<<<<

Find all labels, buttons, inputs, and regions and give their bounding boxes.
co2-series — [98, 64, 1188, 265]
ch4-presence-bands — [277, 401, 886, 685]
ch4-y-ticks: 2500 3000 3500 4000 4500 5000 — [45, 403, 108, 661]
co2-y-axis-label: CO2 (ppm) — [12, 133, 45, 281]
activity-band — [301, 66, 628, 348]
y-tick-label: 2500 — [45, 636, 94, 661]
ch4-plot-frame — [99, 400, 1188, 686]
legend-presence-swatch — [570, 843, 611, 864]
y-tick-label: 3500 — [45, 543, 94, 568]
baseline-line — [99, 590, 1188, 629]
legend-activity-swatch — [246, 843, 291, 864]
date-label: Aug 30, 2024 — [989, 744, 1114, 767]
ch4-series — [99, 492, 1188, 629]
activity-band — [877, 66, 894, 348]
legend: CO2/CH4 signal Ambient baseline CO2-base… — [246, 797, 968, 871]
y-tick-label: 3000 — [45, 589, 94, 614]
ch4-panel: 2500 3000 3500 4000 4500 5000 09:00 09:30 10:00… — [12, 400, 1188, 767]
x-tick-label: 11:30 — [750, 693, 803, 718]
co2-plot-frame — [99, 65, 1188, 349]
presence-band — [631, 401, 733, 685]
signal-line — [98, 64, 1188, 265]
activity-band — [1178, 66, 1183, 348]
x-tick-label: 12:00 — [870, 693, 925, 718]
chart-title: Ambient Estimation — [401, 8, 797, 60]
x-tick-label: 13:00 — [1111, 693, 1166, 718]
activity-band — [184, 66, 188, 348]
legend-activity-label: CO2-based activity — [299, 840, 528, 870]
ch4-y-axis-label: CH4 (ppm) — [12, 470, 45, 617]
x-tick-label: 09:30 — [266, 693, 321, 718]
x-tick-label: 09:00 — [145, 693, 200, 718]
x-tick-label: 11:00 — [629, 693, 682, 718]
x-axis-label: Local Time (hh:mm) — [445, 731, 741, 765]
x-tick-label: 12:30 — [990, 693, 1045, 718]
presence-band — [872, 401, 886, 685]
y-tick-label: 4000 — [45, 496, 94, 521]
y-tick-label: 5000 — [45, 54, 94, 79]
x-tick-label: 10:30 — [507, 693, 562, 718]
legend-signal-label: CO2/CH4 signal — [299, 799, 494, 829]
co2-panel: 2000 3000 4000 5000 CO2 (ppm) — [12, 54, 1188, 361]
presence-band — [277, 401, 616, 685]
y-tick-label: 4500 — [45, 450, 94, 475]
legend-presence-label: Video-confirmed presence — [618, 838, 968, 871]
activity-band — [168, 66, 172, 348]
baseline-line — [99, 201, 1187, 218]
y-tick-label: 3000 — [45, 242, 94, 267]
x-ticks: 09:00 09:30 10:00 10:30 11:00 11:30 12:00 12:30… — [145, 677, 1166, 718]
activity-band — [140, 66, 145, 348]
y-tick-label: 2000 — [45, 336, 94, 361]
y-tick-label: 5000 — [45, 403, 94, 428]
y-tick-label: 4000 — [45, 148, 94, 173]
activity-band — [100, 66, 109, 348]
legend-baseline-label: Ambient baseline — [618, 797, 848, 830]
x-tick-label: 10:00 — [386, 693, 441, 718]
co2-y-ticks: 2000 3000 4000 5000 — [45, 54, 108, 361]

>>>>

**PROBLEM TO SOLVE:** Please reproduce the stretch from the first line above through the line containing "y-tick-label: 5000 — [45, 54, 94, 79]", both ends included, with each line unchanged.

**SOLUTION:**
Find all labels, buttons, inputs, and regions and give their bounding boxes.
co2-series — [98, 64, 1188, 265]
ch4-presence-bands — [277, 401, 886, 685]
ch4-y-ticks: 2500 3000 3500 4000 4500 5000 — [45, 403, 108, 661]
co2-y-axis-label: CO2 (ppm) — [12, 133, 45, 281]
activity-band — [301, 66, 628, 348]
y-tick-label: 2500 — [45, 636, 94, 661]
ch4-plot-frame — [99, 400, 1188, 686]
legend-presence-swatch — [570, 843, 611, 864]
y-tick-label: 3500 — [45, 543, 94, 568]
baseline-line — [99, 590, 1188, 629]
legend-activity-swatch — [246, 843, 291, 864]
date-label: Aug 30, 2024 — [989, 744, 1114, 767]
ch4-series — [99, 492, 1188, 629]
activity-band — [877, 66, 894, 348]
legend: CO2/CH4 signal Ambient baseline CO2-base… — [246, 797, 968, 871]
y-tick-label: 3000 — [45, 589, 94, 614]
ch4-panel: 2500 3000 3500 4000 4500 5000 09:00 09:30 10:00… — [12, 400, 1188, 767]
x-tick-label: 11:30 — [750, 693, 803, 718]
co2-plot-frame — [99, 65, 1188, 349]
presence-band — [631, 401, 733, 685]
signal-line — [98, 64, 1188, 265]
activity-band — [1178, 66, 1183, 348]
x-tick-label: 12:00 — [870, 693, 925, 718]
chart-title: Ambient Estimation — [401, 8, 797, 60]
x-tick-label: 13:00 — [1111, 693, 1166, 718]
activity-band — [184, 66, 188, 348]
legend-activity-label: CO2-based activity — [299, 840, 528, 870]
ch4-y-axis-label: CH4 (ppm) — [12, 470, 45, 617]
x-tick-label: 09:30 — [266, 693, 321, 718]
x-tick-label: 09:00 — [145, 693, 200, 718]
x-tick-label: 11:00 — [629, 693, 682, 718]
x-axis-label: Local Time (hh:mm) — [445, 731, 741, 765]
x-tick-label: 12:30 — [990, 693, 1045, 718]
presence-band — [872, 401, 886, 685]
y-tick-label: 4000 — [45, 496, 94, 521]
y-tick-label: 5000 — [45, 54, 94, 79]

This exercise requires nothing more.